Word for word, restate every line of the listing that follows.

====================

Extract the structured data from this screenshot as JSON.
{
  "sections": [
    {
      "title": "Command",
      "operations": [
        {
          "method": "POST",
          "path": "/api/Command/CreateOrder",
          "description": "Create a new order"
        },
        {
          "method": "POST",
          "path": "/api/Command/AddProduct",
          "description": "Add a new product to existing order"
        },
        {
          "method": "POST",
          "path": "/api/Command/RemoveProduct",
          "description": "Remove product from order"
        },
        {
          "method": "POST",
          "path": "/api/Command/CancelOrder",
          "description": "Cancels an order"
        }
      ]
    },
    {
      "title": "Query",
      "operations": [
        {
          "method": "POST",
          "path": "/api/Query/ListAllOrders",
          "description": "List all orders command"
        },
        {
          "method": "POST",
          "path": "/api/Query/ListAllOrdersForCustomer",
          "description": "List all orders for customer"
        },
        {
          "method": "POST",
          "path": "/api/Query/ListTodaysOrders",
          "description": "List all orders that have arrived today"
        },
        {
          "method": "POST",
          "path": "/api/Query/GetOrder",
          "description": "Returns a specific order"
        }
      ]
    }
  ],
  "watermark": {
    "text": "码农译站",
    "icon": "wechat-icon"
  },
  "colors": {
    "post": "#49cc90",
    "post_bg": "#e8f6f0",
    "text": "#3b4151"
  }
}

====================

#### Result for this task
Extract the structured data from this screenshot as JSON.
{
  "sections": [
    {
      "title": "Command",
      "operations": [
        {
          "method": "POST",
          "path": "/api/Command/CreateOrder",
          "description": "Create a new order"
        },
        {
          "method": "POST",
          "path": "/api/Command/AddProduct",
          "description": "Add a new product to existing order"
        },
        {
          "method": "POST",
          "path": "/api/Command/RemoveProduct",
          "description": "Remove product from order"
        },
        {
          "method": "POST",
          "path": "/api/Command/CancelOrder",
          "description": "Cancels an order"
        }
      ]
    },
    {
      "title": "Query",
      "operations": [
        {
          "method": "POST",
          "path": "/api/Query/ListAllOrders",
          "description": "List all orders command"
        },
        {
          "method": "POST",
          "path": "/api/Query/ListAllOrdersForCustomer",
          "description": "List all orders for customer"
        },
        {
          "method": "POST",
          "path": "/api/Query/ListTodaysOrders",
          "description": "List all orders that have arrived today"
        },
        {
          "method": "POST",
          "path": "/api/Query/GetOrder",
          "description": "Returns a specific order"
        }
      ]
    }
  ],
  "watermark": {
    "text": "码农译站",
    "icon": "wechat-icon"
  },
  "colors": {
    "post": "#49cc90",
    "post_bg": "#e8f6f0",
    "text": "#3b4151"
  }
}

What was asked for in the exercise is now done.